* **Short problem**
List every line in this data where the string "Meuse" occurs.

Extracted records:
━━━━━━━━━━━━━━━━━━━━
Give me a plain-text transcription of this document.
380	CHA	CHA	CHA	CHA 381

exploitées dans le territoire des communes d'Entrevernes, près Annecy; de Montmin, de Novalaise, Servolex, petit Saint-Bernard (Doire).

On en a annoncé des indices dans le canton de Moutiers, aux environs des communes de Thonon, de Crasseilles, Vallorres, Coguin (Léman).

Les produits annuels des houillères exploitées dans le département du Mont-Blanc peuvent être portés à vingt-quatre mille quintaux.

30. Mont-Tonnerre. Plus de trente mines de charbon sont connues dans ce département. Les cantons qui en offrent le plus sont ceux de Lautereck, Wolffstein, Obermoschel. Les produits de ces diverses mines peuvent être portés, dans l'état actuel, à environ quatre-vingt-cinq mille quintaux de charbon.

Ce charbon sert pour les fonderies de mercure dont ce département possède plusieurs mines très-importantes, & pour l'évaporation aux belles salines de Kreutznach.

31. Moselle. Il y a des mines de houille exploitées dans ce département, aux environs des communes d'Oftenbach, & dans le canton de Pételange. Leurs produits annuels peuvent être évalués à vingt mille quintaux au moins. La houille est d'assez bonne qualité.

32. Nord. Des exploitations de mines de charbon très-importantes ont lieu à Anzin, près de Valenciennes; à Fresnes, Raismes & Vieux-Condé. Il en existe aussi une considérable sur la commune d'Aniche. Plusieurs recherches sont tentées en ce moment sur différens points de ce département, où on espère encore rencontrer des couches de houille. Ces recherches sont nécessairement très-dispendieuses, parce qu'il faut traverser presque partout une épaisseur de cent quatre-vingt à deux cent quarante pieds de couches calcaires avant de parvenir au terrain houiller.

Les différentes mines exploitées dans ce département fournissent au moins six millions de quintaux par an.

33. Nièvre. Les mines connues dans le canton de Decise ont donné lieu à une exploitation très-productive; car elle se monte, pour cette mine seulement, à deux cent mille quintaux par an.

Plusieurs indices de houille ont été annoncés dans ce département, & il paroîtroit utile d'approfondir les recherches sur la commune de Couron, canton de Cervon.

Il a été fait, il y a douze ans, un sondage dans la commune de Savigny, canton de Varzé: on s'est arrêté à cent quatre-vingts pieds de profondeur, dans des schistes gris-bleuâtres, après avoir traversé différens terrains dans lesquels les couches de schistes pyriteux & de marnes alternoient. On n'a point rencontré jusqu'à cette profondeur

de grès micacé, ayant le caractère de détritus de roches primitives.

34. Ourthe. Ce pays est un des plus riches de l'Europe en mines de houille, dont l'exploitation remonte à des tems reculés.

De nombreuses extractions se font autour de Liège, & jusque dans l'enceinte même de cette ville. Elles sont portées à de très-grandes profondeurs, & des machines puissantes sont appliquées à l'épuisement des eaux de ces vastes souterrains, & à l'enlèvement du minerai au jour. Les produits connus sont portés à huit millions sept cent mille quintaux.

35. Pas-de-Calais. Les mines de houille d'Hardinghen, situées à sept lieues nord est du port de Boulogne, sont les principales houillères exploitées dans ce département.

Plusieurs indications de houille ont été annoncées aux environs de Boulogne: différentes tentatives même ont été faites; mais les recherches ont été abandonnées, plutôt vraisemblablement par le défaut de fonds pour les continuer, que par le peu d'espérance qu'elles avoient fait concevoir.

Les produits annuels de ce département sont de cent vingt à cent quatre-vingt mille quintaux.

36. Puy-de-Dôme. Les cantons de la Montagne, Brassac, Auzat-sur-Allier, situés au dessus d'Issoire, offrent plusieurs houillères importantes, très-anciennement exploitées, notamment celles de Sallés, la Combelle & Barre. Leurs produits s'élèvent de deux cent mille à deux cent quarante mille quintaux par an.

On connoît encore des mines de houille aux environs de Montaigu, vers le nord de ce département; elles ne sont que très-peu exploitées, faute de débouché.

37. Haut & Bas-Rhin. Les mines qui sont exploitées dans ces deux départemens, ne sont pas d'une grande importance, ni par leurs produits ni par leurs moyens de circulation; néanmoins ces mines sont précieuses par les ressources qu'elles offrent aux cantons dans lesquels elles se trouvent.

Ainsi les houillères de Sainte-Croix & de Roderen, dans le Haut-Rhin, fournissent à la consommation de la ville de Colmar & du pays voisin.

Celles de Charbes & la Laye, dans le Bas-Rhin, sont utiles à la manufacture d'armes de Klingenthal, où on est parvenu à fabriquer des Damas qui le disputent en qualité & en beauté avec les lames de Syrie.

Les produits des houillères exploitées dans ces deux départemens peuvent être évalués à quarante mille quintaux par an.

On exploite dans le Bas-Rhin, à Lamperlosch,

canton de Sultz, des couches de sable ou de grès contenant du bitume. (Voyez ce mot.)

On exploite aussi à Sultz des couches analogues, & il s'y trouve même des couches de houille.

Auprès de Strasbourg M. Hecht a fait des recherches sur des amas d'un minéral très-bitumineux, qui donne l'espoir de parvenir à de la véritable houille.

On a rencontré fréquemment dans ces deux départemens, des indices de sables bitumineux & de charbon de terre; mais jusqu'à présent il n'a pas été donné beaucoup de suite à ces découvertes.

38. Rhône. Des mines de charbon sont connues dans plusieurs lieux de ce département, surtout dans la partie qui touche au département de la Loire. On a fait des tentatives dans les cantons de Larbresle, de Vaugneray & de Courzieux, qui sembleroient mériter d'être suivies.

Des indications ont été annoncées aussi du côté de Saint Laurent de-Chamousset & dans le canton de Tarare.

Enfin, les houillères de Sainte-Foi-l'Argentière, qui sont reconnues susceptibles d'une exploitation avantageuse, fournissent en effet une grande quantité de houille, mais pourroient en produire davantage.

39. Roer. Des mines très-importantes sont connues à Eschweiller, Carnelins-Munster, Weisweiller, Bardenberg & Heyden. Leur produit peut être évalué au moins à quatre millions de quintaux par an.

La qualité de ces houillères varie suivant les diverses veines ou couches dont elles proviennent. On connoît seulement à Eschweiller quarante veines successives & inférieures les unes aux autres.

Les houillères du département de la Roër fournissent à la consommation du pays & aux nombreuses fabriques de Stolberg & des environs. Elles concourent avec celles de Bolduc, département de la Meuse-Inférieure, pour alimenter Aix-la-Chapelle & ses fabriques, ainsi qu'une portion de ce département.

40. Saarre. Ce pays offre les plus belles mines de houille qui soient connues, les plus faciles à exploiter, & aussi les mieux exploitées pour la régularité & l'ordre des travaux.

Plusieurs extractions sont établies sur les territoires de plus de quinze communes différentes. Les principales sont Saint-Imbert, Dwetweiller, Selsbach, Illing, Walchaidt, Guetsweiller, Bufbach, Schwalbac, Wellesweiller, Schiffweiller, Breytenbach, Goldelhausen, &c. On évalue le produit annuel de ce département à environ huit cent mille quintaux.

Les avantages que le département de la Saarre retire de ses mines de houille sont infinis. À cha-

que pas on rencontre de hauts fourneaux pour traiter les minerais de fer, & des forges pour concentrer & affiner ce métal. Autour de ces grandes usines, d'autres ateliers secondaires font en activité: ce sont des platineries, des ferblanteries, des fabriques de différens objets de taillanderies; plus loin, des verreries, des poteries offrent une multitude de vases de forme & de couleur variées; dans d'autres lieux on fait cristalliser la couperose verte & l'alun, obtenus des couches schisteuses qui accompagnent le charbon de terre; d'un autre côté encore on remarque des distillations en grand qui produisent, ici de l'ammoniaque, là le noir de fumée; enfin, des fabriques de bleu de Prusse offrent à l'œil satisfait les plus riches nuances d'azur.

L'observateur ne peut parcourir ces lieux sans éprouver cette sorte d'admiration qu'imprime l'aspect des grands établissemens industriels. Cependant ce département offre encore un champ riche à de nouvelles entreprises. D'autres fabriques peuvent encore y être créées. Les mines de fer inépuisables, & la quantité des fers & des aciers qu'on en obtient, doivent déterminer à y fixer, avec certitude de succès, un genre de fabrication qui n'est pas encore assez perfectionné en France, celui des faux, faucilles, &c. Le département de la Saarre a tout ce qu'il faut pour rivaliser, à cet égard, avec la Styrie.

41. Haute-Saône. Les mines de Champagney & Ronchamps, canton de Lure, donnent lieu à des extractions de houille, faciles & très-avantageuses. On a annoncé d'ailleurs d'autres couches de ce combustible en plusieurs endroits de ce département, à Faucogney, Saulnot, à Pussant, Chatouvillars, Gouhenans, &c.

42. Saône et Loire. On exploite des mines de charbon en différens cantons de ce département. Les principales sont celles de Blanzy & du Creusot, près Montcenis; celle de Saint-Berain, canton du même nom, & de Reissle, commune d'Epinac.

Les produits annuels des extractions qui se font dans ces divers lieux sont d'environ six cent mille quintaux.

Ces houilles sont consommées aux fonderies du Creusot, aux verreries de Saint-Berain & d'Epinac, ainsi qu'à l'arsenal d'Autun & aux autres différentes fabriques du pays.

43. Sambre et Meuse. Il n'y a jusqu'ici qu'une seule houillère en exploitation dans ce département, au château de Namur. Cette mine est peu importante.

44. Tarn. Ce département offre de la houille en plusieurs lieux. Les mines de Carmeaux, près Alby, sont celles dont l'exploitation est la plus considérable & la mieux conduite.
━━━━━━━━━━━━━━━━━━━━
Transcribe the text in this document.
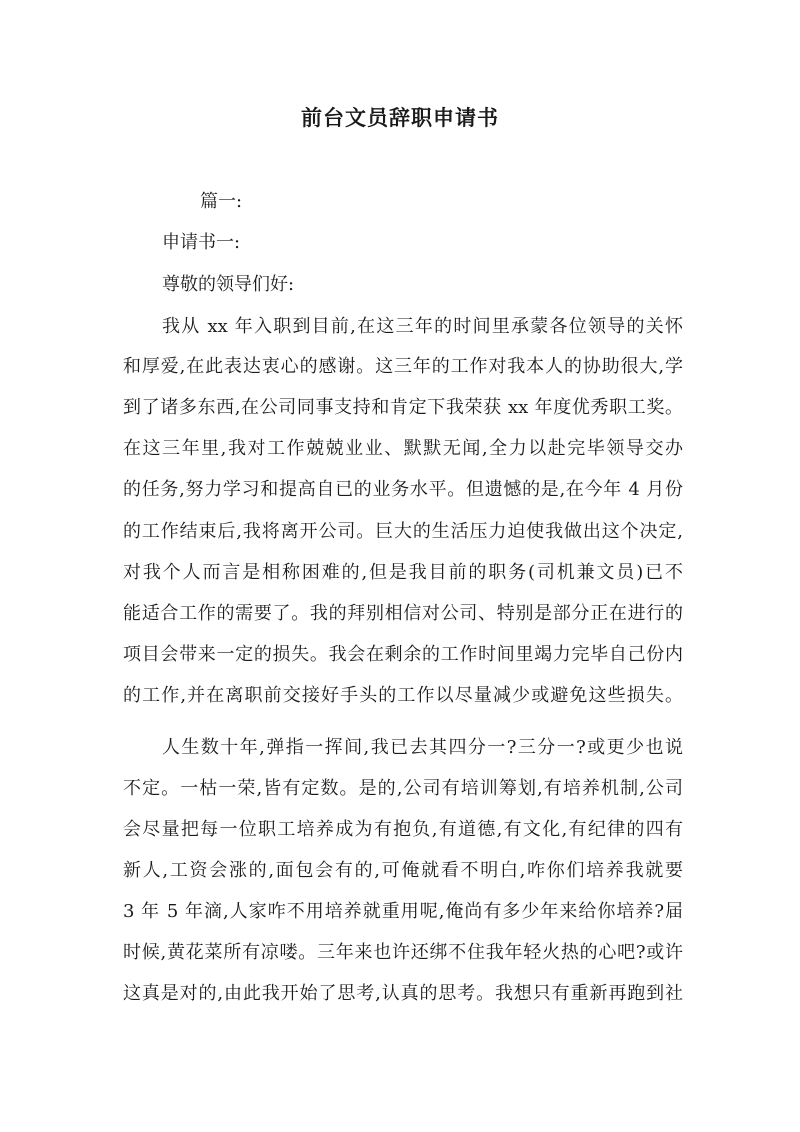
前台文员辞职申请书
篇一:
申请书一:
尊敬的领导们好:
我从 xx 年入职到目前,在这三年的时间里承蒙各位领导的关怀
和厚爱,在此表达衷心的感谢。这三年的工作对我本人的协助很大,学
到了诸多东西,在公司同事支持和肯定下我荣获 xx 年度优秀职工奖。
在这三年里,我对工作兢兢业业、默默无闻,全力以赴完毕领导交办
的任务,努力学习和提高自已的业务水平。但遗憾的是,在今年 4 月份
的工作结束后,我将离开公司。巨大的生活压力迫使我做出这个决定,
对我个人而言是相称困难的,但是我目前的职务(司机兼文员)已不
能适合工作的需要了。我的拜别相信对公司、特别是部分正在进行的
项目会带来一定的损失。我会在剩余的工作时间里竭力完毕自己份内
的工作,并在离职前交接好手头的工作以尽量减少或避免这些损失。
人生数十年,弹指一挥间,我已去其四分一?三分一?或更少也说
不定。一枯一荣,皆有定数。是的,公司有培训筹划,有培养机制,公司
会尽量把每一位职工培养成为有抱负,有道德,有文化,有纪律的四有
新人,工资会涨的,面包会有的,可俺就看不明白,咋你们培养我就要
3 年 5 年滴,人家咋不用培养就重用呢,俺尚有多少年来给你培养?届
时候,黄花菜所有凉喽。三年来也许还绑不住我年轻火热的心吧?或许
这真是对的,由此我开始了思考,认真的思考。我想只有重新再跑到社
━━━━━━━━━━━━━━━━━━━━
* **Output**
Les houillères du département de la Roër fournissent à la consommation du pays & aux nombreuses fabriques de Stolberg & des environs. Elles concourent avec celles de Bolduc, département de la Meuse-Inférieure, pour alimenter Aix-la-Chapelle & ses fabriques, ainsi qu'une portion de ce département.
43. Sambre et Meuse. Il n'y a jusqu'ici qu'une seule houillère en exploitation dans ce département, au château de Namur. Cette mine est peu importante.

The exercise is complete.